__Exercise__: Wherever a line below holds the word "Deine", copy that line.
BEGIN Record set
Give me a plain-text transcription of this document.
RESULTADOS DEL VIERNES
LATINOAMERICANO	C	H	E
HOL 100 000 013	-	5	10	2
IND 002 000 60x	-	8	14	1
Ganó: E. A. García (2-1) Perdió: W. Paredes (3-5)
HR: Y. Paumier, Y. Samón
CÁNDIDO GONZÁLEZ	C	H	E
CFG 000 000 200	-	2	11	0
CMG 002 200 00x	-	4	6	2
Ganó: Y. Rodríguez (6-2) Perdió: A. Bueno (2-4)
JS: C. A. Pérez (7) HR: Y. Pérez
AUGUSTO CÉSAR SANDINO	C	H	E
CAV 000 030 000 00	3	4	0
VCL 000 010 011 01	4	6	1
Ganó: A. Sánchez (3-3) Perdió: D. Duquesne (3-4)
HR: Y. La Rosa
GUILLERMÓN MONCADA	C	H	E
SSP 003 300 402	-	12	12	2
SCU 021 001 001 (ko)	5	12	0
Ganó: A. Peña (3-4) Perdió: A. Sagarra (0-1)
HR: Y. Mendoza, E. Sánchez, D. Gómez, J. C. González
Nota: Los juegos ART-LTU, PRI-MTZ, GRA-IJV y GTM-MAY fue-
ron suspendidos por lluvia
END Record set
BEGIN Record set
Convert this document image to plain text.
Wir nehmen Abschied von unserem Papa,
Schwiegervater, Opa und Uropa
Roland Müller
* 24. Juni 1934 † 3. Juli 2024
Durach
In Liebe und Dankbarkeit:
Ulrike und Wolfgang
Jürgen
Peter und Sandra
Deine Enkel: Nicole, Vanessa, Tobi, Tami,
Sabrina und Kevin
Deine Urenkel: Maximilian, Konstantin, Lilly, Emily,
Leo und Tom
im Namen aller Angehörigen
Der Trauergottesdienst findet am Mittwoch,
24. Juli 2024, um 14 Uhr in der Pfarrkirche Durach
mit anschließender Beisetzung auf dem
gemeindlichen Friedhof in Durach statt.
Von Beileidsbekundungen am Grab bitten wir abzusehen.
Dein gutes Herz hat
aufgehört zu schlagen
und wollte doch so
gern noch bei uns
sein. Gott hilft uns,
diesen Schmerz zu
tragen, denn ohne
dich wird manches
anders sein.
END Record set
BEGIN Record set
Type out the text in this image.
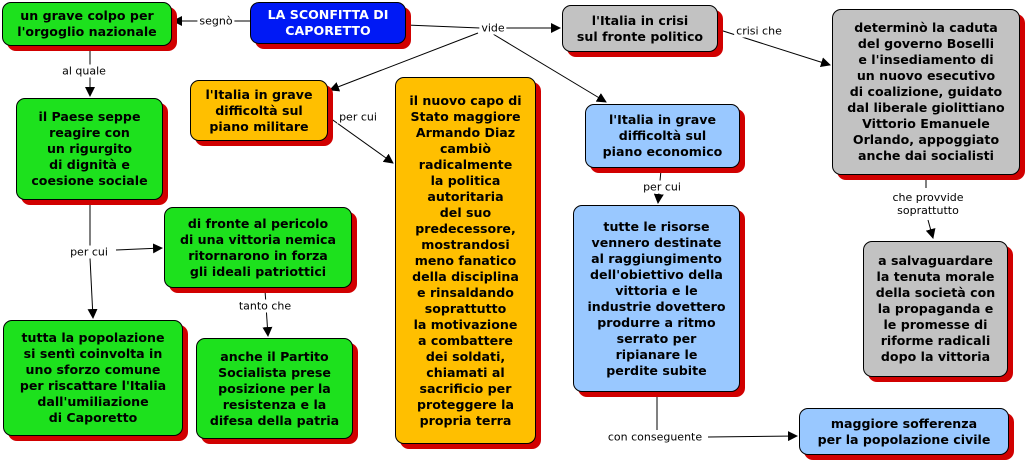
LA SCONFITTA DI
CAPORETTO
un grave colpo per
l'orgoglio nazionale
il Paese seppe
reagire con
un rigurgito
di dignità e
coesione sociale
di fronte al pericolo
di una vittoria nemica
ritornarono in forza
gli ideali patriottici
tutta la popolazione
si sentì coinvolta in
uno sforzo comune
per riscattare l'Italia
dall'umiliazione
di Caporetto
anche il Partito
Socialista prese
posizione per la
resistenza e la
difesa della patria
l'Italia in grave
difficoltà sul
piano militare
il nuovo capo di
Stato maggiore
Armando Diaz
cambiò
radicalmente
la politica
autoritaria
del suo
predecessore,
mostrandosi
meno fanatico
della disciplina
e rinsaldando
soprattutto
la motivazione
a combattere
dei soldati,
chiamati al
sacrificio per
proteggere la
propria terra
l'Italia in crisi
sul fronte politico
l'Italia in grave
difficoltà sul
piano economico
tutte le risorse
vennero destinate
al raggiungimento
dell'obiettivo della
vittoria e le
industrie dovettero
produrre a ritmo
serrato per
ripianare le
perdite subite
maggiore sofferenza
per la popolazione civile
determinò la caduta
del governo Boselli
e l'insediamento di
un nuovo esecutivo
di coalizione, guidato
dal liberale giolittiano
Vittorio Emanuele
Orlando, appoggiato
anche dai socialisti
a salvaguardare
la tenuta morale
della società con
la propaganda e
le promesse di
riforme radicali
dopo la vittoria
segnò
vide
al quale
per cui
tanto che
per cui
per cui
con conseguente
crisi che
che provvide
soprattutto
END Record set
__Exercise result__:
Deine Enkel: Nicole, Vanessa, Tobi, Tami,
Deine Urenkel: Maximilian, Konstantin, Lilly, Emily,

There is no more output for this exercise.